▸ **Stated task**
From the entries below, pull out each line where "третьей" appears.

▸ **Information supplied**
"""

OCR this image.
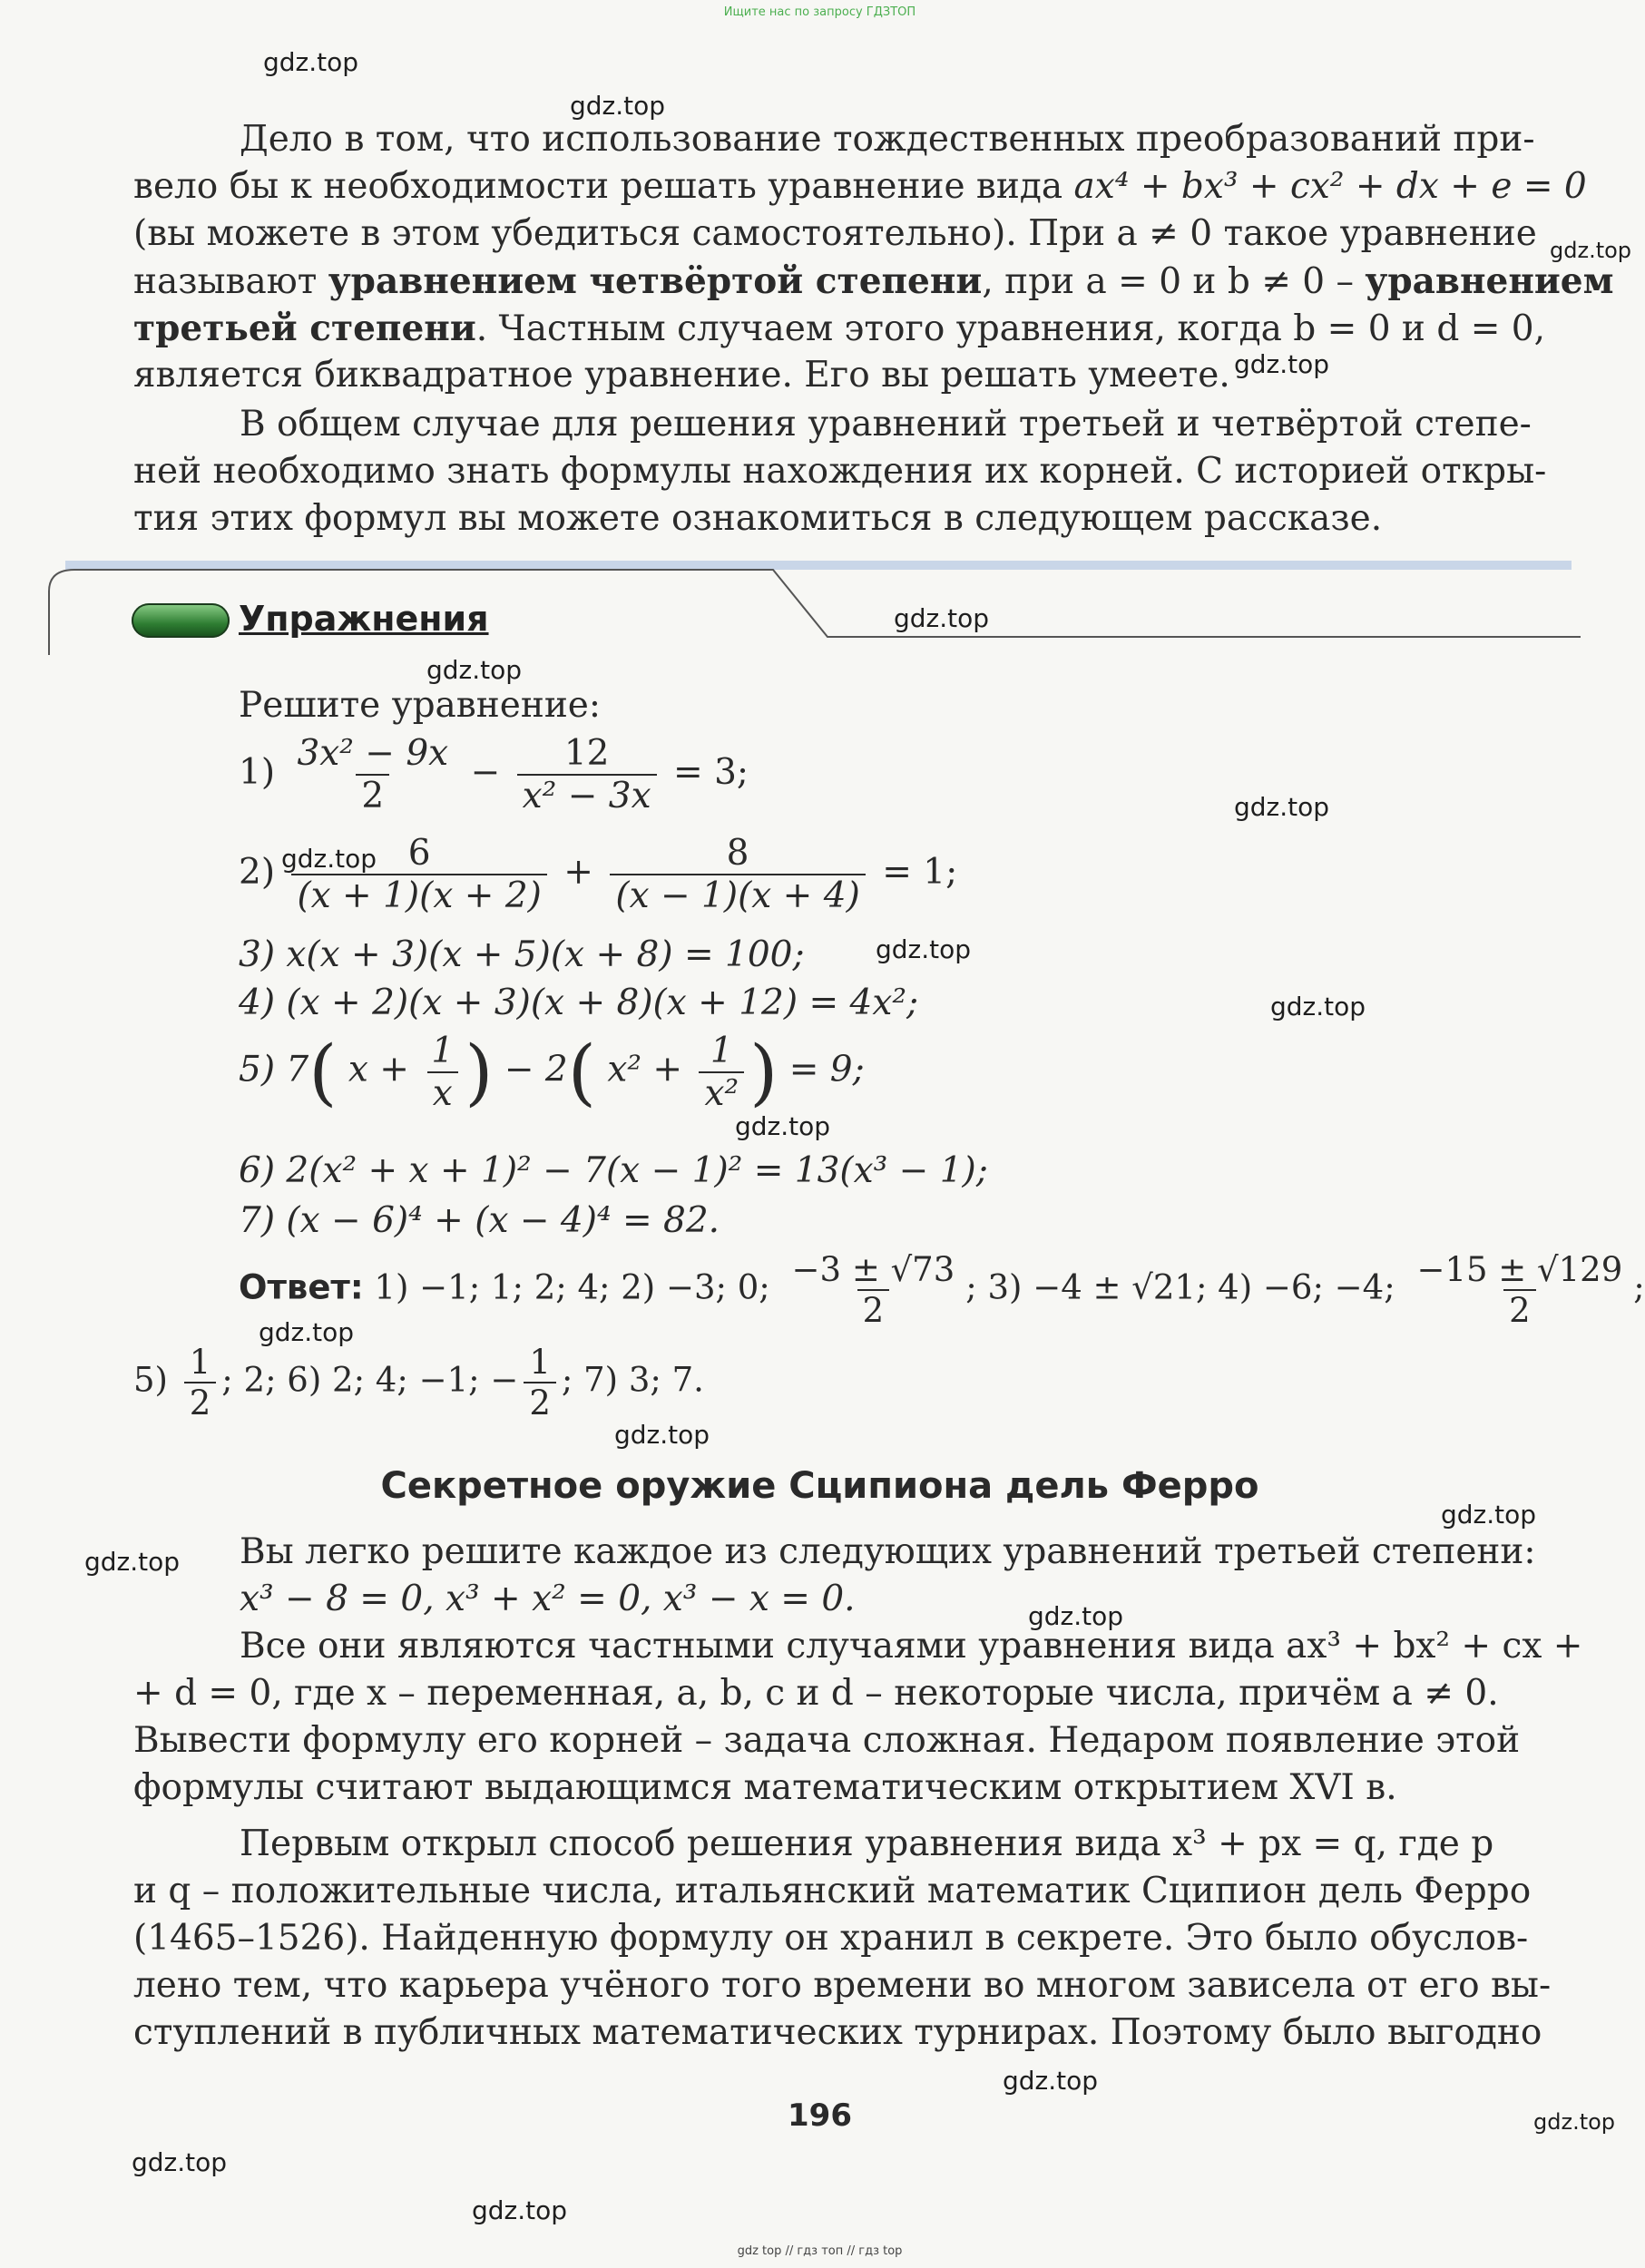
Ищите нас по запросу ГДЗТОП
gdz.top
gdz.top
gdz.top
gdz.top
gdz.top
gdz.top
gdz.top
gdz.top
gdz.top
gdz.top
gdz.top
gdz.top
gdz.top
gdz.top
gdz.top
gdz.top
gdz.top
gdz.top
gdz.top
gdz.top
Дело в том, что использование тождественных преобразований при-
вело бы к необходимости решать уравнение вида ax⁴ + bx³ + cx² + dx + e = 0
(вы можете в этом убедиться самостоятельно). При a ≠ 0 такое уравнение
называют уравнением четвёртой степени, при a = 0 и b ≠ 0 – уравнением
третьей степени. Частным случаем этого уравнения, когда b = 0 и d = 0,
является биквадратное уравнение. Его вы решать умеете.
В общем случае для решения уравнений третьей и четвёртой степе-
ней необходимо знать формулы нахождения их корней. С историей откры-
тия этих формул вы можете ознакомиться в следующем рассказе.
Упражнения
Решите уравнение:
$1) \frac{\text{3x² − 9x}}{2} - \frac{12}{\text{x² − 3x}} = 3$;
$2) \frac{6}{(x + 1)(x + 2)} + \frac{8}{(x - 1)(x + 4)} = 1$;
3) x(x + 3)(x + 5)(x + 8) = 100;
4) (x + 2)(x + 3)(x + 8)(x + 12) = 4x²;
5) 7( $x + \frac{1}{x}$ ) − 2( $x^2 + \frac{1}{\text{x²}}$ ) = 9;
6) 2(x² + x + 1)² − 7(x − 1)² = 13(x³ − 1);
7) (x − 6)⁴ + (x − 4)⁴ = 82.
Ответ: 1) −1; 1; 2; 4; 2) −3; 0; $\frac{-3 \pm √73}{2}$ ; 3) −4 ± √21; 4) −6; −4; $\frac{-15 \pm √129}{2}$ ;
$5) \frac{1}{2}$ ; 2; 6) 2; 4; −1; − $\frac{1}{2}$ ; 7) 3; 7.
Секретное оружие Сципиона дель Ферро
Вы легко решите каждое из следующих уравнений третьей степени:
x³ − 8 = 0, x³ + x² = 0, x³ − x = 0.
Все они являются частными случаями уравнения вида ax³ + bx² + cx +
+ d = 0, где x – переменная, a, b, c и d – некоторые числа, причём a ≠ 0.
Вывести формулу его корней – задача сложная. Недаром появление этой
формулы считают выдающимся математическим открытием XVI в.
Первым открыл способ решения уравнения вида x³ + px = q, где p
и q – положительные числа, итальянский математик Сципион дель Ферро
(1465–1526). Найденную формулу он хранил в секрете. Это было обуслов-
лено тем, что карьера учёного того времени во многом зависела от его вы-
ступлений в публичных математических турнирах. Поэтому было выгодно
196
gdz top // гдз топ // гдз top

"""

▸ **Result of this exercise**
третьей степени. Частным случаем этого уравнения, когда b = 0 и d = 0,
В общем случае для решения уравнений третьей и четвёртой степе-
Вы легко решите каждое из следующих уравнений третьей степени:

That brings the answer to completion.